**INSTRUCTIONS**
(1) Translate this sentence from the reader comments on the weird-fiction podcast into Spanish: "I have always loved old sea tales written when sails and steam engines were competing on the oceans."
(2) Carry on the reader comments on the weird-fiction podcast, picking up right after their final sentence.

**EXTRACT**
Another great episode and another fantastic writer I hadn't heard of. I have always loved old sea tales written when sails and steam engines were competing on the oceans. Conrad is one of my favorite authors. I'm looking forward to reading more of these.
I can't seem to find this particular story for my kindle at a reasonable price. Guetenburg doesn't have it and it's not listed in collections of Hodgson's work. If anyone has a place to get it I would appreciate it.
I couldn't find a free 'The Girl with the Grey Eyes' on the internet, but the podcast about is was fun! I laughed aloud when the tale appeared to be not weird at all, despite all of those tropes. My publisher expects me to write horror tales, but I've found myself writing tales that begun as an intended horror story, but became something else entirely, strangely enough (although a romantic comedy wasn't among them, untill this moment at least :-D ). I guess it sometimes goes that way.
I did found and read 'The Haunted Jarvee', which was great, like the podcast about it. I never really had thoughts about the genre of urban fantasy, which is really interesting when compared to (early) spiritist/scientist fiction.
I thought about the question why this is or isn't weird fiction. It clearly isn't because of the lack of mystery. But then I thought about Lovecraft's cosmicist horror - Lovecraft and his tales are in a sense very scientistic: he shows the strange and horrific phenomana as being basically knowable - that is: the phenomena aren't dualistic in the sense that there are two different states of being or so. They are just above human understanding and will always be that way.

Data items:
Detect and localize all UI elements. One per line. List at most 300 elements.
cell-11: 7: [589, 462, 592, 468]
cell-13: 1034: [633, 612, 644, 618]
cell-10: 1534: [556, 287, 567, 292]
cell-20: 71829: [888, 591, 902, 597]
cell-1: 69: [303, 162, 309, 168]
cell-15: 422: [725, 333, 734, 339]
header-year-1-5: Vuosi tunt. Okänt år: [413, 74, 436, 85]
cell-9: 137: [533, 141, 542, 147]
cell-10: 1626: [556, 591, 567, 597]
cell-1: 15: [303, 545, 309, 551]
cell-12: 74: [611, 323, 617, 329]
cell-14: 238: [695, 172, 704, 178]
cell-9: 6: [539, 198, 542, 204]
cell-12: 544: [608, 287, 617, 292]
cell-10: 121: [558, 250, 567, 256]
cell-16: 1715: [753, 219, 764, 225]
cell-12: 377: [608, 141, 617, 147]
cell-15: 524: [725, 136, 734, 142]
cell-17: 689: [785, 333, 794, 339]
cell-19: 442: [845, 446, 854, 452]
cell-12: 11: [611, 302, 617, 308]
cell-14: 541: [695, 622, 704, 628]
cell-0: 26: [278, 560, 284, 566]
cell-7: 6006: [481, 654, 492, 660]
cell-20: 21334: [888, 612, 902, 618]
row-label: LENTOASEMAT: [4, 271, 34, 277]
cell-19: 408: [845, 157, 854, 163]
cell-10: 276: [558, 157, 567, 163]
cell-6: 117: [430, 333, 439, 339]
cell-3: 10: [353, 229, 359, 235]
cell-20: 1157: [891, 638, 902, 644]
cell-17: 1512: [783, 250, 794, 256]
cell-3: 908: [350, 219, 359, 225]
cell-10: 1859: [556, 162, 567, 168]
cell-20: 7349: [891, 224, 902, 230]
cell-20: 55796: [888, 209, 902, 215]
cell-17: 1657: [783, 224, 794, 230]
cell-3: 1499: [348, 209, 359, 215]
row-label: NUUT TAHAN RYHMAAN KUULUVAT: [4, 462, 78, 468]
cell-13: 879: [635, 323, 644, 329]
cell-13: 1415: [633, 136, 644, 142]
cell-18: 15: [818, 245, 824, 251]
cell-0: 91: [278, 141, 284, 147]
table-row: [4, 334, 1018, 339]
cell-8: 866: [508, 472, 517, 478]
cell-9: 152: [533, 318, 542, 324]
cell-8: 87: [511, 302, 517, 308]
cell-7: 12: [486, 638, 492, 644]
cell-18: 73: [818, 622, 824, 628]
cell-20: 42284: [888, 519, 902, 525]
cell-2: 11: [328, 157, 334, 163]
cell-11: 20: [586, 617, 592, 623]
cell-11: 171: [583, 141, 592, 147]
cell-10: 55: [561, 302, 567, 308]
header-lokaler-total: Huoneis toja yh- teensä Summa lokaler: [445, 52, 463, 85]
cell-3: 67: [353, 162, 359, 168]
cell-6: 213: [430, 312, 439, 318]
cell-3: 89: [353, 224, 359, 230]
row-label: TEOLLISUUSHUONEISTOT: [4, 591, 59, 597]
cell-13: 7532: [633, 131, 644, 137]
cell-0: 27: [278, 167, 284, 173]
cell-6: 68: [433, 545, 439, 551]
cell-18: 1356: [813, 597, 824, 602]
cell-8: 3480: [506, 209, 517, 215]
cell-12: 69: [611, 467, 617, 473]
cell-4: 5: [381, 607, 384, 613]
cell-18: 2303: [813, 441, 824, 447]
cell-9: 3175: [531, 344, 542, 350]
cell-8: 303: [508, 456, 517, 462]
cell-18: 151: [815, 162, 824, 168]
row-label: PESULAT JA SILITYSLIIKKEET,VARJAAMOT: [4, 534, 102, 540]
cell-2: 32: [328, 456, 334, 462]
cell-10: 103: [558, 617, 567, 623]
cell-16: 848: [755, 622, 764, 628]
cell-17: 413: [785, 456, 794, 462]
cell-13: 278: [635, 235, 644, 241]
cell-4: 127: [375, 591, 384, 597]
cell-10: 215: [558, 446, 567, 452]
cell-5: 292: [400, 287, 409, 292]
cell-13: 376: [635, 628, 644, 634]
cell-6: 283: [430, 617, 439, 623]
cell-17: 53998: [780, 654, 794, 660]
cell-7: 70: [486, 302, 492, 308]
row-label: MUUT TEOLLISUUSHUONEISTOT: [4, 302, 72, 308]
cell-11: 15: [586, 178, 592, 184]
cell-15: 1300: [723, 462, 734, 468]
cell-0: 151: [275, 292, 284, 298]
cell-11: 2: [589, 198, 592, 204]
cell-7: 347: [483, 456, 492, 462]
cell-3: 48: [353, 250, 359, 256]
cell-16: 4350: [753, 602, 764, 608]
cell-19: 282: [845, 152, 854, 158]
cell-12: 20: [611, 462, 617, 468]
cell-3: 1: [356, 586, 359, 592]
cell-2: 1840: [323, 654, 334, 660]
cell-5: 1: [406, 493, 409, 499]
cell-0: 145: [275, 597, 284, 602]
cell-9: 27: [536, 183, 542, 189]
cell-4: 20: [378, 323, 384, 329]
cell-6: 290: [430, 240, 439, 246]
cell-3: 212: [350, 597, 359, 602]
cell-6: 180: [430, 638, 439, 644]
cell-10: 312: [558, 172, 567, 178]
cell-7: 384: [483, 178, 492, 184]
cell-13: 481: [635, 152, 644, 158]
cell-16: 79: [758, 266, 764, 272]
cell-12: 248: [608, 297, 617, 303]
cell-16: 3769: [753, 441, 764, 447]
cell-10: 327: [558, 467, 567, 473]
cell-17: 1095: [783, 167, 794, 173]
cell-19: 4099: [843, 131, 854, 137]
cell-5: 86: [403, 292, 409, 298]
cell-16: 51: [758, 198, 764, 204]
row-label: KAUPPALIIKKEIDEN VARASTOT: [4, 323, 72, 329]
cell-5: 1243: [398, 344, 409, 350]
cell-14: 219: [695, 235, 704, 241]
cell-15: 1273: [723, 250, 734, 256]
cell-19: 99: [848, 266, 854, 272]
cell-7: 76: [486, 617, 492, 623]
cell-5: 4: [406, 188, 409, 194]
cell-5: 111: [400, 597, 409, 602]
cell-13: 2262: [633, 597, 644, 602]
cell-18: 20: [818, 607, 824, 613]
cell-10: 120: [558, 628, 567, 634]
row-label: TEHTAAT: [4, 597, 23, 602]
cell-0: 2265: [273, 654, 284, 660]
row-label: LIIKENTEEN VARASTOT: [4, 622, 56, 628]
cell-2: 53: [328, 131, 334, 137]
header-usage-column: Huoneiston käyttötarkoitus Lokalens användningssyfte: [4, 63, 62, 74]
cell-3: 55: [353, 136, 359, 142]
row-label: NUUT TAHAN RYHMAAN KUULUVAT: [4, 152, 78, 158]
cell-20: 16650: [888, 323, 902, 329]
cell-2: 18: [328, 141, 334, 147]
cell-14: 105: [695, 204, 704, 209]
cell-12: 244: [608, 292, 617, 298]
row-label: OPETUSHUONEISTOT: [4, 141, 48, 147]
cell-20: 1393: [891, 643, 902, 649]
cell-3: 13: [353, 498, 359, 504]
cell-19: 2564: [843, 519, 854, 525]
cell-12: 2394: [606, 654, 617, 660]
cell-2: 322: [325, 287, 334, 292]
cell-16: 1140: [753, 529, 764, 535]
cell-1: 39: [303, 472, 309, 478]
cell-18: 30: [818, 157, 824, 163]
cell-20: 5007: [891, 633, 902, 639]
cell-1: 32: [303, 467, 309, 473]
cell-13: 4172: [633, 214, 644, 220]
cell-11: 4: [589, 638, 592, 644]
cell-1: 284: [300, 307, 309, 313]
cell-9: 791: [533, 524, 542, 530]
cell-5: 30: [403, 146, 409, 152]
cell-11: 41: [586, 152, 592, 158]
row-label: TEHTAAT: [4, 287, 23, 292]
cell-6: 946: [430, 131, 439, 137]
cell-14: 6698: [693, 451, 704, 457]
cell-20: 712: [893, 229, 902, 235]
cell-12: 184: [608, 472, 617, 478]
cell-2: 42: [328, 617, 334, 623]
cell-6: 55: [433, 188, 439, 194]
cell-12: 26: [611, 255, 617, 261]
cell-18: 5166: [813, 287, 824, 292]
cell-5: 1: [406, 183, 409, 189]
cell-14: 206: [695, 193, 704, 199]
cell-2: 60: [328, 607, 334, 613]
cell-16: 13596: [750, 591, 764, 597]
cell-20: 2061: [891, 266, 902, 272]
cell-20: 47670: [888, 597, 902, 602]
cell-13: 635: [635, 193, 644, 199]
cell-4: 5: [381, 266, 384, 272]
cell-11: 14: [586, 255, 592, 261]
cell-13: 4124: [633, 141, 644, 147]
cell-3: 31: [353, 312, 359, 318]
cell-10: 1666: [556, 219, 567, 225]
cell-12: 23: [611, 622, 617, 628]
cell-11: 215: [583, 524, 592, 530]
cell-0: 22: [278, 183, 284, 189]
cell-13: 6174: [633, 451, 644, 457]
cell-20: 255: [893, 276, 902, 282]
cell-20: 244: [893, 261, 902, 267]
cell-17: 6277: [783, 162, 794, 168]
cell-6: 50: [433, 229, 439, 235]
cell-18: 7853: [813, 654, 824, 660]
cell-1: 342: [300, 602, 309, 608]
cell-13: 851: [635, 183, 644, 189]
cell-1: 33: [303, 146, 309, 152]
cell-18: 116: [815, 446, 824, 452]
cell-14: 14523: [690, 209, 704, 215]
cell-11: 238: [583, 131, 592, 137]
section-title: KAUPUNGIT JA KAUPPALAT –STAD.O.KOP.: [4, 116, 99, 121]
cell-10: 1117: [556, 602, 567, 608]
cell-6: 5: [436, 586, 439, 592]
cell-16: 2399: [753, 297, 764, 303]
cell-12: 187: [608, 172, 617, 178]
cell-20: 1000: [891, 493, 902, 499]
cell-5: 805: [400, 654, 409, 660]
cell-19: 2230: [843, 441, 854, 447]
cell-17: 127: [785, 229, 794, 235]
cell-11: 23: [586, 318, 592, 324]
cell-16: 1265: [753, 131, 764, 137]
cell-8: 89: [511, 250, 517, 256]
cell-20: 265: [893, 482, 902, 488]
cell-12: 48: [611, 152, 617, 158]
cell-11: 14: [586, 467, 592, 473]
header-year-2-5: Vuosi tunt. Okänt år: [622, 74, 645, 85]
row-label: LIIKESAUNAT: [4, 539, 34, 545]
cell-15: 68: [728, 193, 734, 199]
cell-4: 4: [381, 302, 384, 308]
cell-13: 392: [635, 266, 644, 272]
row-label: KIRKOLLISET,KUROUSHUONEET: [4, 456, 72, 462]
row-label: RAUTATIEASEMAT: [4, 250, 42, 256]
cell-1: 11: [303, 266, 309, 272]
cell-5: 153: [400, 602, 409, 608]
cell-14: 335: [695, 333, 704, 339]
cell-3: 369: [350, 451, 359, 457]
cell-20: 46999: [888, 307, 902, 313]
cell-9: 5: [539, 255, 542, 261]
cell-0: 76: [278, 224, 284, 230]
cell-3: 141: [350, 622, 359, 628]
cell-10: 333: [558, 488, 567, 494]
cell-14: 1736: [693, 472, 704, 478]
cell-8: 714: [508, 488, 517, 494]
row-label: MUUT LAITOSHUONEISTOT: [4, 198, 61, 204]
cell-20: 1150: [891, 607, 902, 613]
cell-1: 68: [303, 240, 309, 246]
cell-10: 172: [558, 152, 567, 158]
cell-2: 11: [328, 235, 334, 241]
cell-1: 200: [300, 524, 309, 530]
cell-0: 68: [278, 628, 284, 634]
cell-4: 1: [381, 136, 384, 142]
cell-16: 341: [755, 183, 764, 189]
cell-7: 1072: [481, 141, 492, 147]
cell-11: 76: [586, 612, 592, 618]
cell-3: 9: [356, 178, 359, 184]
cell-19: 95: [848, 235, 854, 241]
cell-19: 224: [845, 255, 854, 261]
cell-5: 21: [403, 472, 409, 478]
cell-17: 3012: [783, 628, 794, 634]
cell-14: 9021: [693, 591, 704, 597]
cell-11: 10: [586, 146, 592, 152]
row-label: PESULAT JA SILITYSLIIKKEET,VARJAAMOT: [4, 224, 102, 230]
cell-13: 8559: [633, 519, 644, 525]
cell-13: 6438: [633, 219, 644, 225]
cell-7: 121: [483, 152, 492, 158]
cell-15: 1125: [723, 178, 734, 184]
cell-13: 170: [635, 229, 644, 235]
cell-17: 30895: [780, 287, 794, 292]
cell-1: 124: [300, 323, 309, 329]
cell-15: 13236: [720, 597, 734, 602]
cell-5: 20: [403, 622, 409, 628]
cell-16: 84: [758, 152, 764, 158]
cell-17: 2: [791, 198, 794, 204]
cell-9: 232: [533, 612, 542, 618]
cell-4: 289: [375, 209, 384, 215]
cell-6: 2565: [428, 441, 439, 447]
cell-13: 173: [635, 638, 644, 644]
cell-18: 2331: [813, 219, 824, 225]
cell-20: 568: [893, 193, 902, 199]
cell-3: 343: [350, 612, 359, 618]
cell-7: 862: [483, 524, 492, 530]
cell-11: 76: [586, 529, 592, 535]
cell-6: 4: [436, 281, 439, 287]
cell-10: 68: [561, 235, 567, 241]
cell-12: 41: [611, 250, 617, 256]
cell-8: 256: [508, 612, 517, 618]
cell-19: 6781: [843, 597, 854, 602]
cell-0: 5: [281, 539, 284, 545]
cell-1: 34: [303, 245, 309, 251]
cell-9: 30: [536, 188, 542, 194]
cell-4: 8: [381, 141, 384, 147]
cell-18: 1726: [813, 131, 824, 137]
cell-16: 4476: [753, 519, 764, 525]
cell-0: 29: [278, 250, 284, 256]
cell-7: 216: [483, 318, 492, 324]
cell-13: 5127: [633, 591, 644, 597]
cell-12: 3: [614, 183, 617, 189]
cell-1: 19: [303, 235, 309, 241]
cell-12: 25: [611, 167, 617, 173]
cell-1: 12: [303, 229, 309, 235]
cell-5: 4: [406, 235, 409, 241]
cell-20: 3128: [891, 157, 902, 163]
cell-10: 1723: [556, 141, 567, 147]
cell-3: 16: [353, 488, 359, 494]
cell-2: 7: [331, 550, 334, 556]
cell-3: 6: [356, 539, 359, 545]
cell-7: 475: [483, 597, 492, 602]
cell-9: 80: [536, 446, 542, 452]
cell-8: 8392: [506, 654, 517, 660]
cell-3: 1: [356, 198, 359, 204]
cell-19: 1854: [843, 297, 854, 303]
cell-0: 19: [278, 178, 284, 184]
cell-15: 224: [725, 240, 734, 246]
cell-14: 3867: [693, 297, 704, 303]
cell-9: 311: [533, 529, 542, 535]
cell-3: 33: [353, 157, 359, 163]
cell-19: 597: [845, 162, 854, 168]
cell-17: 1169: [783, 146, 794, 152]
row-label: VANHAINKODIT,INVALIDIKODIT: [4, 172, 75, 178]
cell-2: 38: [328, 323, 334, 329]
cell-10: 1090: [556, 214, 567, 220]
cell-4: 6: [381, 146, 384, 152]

**THE RESULTS**
(1) Siempre me han encantado los viejos relatos marinos escritos cuando las velas y los motores de vapor competían en los océanos.

(2)
And there is the difference with Hodgson. The tale of Hodgson is not only scientistic but also positivst: strange phenomena aren't just knowable but (will be) solvable by human thought and experiments. That's why this tale isn't really scary in the way a tale of Lovecraft is: there the phenomena will always be unpredictable and take form as intelligent agents that are far above the human kind. And this is the fact why it is weird and terrifying.
But although 'The Haunted Jarvee' isn't weird in this sense, it alludes to extrasensory powers of nature, which are at least uncanny (like existing phenomena and theories are still uncanny today: black holes, superstrings and M-theory for example). I like the way Hodgson brings atmosphere when he is describing this uncanniness - it made me think of the Color out of Space: both are about seeing things that can't be seen; I really like this stuff.
So, I think this wasn't a weird tale, but it surely was a good read and something to ponder about (and, who knows, use it in my own fiction).
If you remember that Telsa was demonstrating wireless transmission of electricity in 1901-1902 and that wireless telegraphs was just being adopted when this story was written, this story would seem more plausible to a reader of the time.
I'm glad you liked this story. Hodgson was a really interesting person who also lived in really interesting times, and for a while was basically the living version of Robert E. Howard's character Sailor Steve Costigan. Of all the writers we've done so far, he's the one I think I'd most like to have a few drinks with.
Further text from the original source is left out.